-- What to do --
Copy out all lines of the records in which the word "Adventure" appears.

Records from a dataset
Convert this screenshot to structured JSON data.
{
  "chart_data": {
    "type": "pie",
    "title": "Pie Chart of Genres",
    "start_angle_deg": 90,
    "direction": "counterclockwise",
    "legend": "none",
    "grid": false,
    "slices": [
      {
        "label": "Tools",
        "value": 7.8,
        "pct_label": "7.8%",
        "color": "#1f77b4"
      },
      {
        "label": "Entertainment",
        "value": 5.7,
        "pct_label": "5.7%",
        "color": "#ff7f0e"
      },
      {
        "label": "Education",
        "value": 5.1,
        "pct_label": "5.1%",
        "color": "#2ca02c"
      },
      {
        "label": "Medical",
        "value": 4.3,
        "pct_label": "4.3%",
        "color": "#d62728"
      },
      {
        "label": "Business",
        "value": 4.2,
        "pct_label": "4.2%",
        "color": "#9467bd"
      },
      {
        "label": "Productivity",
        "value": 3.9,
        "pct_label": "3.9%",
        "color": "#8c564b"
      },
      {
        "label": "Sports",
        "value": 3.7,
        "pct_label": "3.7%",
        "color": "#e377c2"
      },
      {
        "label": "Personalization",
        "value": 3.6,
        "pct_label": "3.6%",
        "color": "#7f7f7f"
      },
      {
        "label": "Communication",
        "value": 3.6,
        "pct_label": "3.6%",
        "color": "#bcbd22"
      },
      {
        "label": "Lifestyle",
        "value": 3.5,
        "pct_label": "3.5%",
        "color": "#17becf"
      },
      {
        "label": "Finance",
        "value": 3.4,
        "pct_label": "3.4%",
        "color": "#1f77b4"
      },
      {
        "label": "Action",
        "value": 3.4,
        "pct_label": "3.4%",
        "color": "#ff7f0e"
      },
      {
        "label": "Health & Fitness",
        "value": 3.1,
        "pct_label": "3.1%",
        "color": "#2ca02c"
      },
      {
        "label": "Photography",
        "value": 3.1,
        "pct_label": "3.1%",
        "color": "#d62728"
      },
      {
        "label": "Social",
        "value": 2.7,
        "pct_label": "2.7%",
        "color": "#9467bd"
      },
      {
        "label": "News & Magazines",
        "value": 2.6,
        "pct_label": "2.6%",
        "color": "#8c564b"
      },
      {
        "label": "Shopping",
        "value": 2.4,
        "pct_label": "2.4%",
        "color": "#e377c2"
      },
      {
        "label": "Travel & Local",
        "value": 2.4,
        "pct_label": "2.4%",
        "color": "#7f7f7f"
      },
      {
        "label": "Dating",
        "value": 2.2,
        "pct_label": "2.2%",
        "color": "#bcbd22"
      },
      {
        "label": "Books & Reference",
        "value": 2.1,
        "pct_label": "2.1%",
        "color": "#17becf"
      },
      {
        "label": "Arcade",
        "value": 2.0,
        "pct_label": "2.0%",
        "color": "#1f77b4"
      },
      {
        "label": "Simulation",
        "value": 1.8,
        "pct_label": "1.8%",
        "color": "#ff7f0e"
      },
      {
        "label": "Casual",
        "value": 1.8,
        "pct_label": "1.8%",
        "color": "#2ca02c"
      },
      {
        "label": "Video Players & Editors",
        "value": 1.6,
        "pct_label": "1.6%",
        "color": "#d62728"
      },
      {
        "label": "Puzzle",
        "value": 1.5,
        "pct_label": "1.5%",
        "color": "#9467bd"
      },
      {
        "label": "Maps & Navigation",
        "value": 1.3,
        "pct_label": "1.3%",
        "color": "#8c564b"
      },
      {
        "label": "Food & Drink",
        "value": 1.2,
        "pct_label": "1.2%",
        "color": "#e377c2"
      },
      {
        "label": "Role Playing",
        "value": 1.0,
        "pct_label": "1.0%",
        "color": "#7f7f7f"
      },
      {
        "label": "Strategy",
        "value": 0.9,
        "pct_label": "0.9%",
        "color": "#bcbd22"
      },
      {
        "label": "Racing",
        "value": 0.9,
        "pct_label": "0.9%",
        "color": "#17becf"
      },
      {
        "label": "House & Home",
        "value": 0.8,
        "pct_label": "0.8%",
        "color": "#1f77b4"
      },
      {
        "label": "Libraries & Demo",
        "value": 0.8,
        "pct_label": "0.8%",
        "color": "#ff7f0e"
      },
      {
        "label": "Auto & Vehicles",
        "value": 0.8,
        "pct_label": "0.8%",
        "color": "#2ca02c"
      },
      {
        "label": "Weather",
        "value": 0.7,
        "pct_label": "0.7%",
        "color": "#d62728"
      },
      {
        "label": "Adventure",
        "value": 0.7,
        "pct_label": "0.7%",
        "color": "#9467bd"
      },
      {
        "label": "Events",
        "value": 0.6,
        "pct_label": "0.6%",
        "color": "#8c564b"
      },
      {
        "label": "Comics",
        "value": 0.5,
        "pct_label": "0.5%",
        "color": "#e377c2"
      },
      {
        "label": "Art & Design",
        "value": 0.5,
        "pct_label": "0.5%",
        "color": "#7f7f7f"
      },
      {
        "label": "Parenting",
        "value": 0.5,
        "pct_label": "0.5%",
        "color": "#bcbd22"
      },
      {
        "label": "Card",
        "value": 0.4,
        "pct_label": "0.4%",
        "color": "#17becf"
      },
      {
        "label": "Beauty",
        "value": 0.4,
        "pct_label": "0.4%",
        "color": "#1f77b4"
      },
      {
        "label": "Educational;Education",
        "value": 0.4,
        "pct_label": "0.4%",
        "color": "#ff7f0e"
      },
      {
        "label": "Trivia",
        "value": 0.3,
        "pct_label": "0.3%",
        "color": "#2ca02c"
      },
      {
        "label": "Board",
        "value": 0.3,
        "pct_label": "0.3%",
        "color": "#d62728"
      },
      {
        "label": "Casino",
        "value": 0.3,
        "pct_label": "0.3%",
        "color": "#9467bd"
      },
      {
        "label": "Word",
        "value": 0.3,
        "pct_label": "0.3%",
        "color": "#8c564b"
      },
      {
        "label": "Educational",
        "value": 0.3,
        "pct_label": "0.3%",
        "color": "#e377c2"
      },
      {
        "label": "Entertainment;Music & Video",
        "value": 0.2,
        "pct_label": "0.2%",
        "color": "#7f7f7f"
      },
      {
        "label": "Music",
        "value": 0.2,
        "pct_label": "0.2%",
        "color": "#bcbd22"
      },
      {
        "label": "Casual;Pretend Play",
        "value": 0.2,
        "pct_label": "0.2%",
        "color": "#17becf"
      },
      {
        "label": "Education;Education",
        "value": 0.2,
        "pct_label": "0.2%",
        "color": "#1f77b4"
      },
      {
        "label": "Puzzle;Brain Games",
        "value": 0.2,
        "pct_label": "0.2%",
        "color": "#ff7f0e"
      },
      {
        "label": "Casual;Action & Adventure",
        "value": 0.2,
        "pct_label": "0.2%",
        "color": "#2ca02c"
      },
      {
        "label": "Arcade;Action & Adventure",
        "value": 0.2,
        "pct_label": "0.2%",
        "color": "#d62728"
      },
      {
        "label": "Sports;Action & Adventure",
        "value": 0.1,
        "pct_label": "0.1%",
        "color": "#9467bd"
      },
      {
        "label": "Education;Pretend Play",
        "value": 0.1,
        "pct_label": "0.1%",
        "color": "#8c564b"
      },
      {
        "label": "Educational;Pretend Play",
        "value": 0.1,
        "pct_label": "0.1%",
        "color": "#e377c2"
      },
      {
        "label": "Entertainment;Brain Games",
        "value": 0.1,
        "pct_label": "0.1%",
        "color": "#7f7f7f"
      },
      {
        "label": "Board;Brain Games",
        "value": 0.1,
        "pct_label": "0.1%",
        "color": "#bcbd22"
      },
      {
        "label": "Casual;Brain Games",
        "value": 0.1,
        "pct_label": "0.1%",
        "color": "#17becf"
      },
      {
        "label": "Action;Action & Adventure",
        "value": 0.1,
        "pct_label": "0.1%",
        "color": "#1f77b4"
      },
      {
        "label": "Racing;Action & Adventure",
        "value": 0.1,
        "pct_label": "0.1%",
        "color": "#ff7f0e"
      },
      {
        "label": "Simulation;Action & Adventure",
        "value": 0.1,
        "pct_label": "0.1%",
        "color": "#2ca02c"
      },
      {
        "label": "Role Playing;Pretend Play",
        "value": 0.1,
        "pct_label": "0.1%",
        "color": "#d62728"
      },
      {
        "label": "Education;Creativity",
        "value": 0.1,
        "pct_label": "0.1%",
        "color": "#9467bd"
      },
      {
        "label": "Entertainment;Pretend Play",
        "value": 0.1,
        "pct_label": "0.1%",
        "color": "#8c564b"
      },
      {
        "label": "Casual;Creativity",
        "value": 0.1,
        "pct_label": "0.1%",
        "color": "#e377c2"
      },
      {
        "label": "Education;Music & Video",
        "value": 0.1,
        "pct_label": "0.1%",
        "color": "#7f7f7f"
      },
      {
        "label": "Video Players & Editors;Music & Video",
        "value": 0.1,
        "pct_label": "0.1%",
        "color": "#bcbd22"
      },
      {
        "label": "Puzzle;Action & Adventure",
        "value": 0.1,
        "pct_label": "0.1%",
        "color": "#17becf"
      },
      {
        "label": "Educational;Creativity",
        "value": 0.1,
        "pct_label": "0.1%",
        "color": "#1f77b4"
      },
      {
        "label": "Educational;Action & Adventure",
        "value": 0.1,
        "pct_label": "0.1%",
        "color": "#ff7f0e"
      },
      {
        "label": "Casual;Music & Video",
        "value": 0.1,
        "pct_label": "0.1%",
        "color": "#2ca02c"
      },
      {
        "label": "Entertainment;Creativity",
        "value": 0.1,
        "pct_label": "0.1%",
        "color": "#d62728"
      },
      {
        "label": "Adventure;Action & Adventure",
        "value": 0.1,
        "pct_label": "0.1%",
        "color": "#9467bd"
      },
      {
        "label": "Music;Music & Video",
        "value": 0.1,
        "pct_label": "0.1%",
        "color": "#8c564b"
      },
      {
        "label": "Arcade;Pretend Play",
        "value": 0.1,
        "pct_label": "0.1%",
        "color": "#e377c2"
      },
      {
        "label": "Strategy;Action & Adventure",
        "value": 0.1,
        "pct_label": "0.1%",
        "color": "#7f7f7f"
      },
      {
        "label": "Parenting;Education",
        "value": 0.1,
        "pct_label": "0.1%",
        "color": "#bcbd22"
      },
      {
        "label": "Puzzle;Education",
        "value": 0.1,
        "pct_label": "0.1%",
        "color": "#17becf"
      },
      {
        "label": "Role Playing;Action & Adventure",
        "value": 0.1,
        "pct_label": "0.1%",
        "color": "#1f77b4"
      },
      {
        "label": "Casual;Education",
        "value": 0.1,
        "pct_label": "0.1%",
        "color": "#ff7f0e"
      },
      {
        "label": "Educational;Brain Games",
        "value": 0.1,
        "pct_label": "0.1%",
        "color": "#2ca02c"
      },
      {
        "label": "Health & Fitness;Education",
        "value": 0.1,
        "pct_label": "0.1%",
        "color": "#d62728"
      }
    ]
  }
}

-- Answer in full --
        "label": "Adventure",
        "label": "Casual;Action & Adventure",
        "label": "Arcade;Action & Adventure",
        "label": "Sports;Action & Adventure",
        "label": "Action;Action & Adventure",
        "label": "Racing;Action & Adventure",
        "label": "Simulation;Action & Adventure",
        "label": "Puzzle;Action & Adventure",
        "label": "Educational;Action & Adventure",
        "label": "Adventure;Action & Adventure",
        "label": "Strategy;Action & Adventure",
        "label": "Role Playing;Action & Adventure",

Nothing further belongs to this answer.